● **EXTRACTED DATA**:
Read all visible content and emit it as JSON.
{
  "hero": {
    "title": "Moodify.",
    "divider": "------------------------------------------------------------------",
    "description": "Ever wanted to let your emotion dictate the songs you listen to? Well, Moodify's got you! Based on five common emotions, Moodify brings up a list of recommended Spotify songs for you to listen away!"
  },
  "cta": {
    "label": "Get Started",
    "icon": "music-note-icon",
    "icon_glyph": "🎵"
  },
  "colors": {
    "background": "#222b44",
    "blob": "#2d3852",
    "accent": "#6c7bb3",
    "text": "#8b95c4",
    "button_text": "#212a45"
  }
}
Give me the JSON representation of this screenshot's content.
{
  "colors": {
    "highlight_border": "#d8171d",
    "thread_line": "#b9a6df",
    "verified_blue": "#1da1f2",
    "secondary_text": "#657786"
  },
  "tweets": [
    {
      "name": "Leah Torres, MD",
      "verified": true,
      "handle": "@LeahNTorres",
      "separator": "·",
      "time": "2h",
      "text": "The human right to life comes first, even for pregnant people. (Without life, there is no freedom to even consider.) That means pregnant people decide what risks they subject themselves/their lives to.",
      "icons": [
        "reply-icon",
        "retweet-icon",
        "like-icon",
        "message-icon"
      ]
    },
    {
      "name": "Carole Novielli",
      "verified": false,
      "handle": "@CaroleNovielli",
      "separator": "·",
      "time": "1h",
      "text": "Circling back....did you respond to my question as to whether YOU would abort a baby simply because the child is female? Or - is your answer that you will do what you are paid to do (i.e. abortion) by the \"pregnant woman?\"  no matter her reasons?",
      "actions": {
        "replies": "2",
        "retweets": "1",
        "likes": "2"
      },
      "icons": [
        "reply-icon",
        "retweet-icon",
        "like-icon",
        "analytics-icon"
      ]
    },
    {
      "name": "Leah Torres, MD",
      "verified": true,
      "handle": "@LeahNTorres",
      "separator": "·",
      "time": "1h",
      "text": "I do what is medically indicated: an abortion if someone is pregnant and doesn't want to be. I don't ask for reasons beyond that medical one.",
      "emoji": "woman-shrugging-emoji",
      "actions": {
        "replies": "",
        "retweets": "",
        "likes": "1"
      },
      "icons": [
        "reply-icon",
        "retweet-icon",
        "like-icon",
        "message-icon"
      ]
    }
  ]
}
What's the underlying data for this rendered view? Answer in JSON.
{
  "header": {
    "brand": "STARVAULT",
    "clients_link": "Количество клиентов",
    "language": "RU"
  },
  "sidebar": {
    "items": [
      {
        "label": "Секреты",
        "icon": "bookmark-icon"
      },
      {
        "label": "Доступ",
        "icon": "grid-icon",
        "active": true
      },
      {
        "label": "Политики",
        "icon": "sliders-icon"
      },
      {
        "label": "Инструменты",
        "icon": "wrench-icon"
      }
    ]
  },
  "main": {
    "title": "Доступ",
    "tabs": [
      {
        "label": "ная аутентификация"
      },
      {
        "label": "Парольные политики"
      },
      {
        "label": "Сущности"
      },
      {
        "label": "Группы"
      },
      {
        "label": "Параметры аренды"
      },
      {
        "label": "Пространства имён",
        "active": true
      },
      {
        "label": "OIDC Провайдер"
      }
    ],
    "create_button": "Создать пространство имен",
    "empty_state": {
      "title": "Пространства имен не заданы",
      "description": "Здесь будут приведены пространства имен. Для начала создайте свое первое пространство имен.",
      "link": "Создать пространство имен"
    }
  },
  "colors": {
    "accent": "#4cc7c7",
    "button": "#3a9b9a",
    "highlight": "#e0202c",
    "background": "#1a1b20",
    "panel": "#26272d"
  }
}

● **TASK STATEMENT**: Go through the listing and print each line exactly as it appears.

● **RESULT**:
Read all visible content and emit it as JSON.
{
  "hero": {
    "title": "Moodify.",
    "divider": "------------------------------------------------------------------",
    "description": "Ever wanted to let your emotion dictate the songs you listen to? Well, Moodify's got you! Based on five common emotions, Moodify brings up a list of recommended Spotify songs for you to listen away!"
  },
  "cta": {
    "label": "Get Started",
    "icon": "music-note-icon",
    "icon_glyph": "🎵"
  },
  "colors": {
    "background": "#222b44",
    "blob": "#2d3852",
    "accent": "#6c7bb3",
    "text": "#8b95c4",
    "button_text": "#212a45"
  }
}
Give me the JSON representation of this screenshot's content.
{
  "colors": {
    "highlight_border": "#d8171d",
    "thread_line": "#b9a6df",
    "verified_blue": "#1da1f2",
    "secondary_text": "#657786"
  },
  "tweets": [
    {
      "name": "Leah Torres, MD",
      "verified": true,
      "handle": "@LeahNTorres",
      "separator": "·",
      "time": "2h",
      "text": "The human right to life comes first, even for pregnant people. (Without life, there is no freedom to even consider.) That means pregnant people decide what risks they subject themselves/their lives to.",
      "icons": [
        "reply-icon",
        "retweet-icon",
        "like-icon",
        "message-icon"
      ]
    },
    {
      "name": "Carole Novielli",
      "verified": false,
      "handle": "@CaroleNovielli",
      "separator": "·",
      "time": "1h",
      "text": "Circling back....did you respond to my question as to whether YOU would abort a baby simply because the child is female? Or - is your answer that you will do what you are paid to do (i.e. abortion) by the \"pregnant woman?\"  no matter her reasons?",
      "actions": {
        "replies": "2",
        "retweets": "1",
        "likes": "2"
      },
      "icons": [
        "reply-icon",
        "retweet-icon",
        "like-icon",
        "analytics-icon"
      ]
    },
    {
      "name": "Leah Torres, MD",
      "verified": true,
      "handle": "@LeahNTorres",
      "separator": "·",
      "time": "1h",
      "text": "I do what is medically indicated: an abortion if someone is pregnant and doesn't want to be. I don't ask for reasons beyond that medical one.",
      "emoji": "woman-shrugging-emoji",
      "actions": {
        "replies": "",
        "retweets": "",
        "likes": "1"
      },
      "icons": [
        "reply-icon",
        "retweet-icon",
        "like-icon",
        "message-icon"
      ]
    }
  ]
}
What's the underlying data for this rendered view? Answer in JSON.
{
  "header": {
    "brand": "STARVAULT",
    "clients_link": "Количество клиентов",
    "language": "RU"
  },
  "sidebar": {
    "items": [
      {
        "label": "Секреты",
        "icon": "bookmark-icon"
      },
      {
        "label": "Доступ",
        "icon": "grid-icon",
        "active": true
      },
      {
        "label": "Политики",
        "icon": "sliders-icon"
      },
      {
        "label": "Инструменты",
        "icon": "wrench-icon"
      }
    ]
  },
  "main": {
    "title": "Доступ",
    "tabs": [
      {
        "label": "ная аутентификация"
      },
      {
        "label": "Парольные политики"
      },
      {
        "label": "Сущности"
      },
      {
        "label": "Группы"
      },
      {
        "label": "Параметры аренды"
      },
      {
        "label": "Пространства имён",
        "active": true
      },
      {
        "label": "OIDC Провайдер"
      }
    ],
    "create_button": "Создать пространство имен",
    "empty_state": {
      "title": "Пространства имен не заданы",
      "description": "Здесь будут приведены пространства имен. Для начала создайте свое первое пространство имен.",
      "link": "Создать пространство имен"
    }
  },
  "colors": {
    "accent": "#4cc7c7",
    "button": "#3a9b9a",
    "highlight": "#e0202c",
    "background": "#1a1b20",
    "panel": "#26272d"
  }
}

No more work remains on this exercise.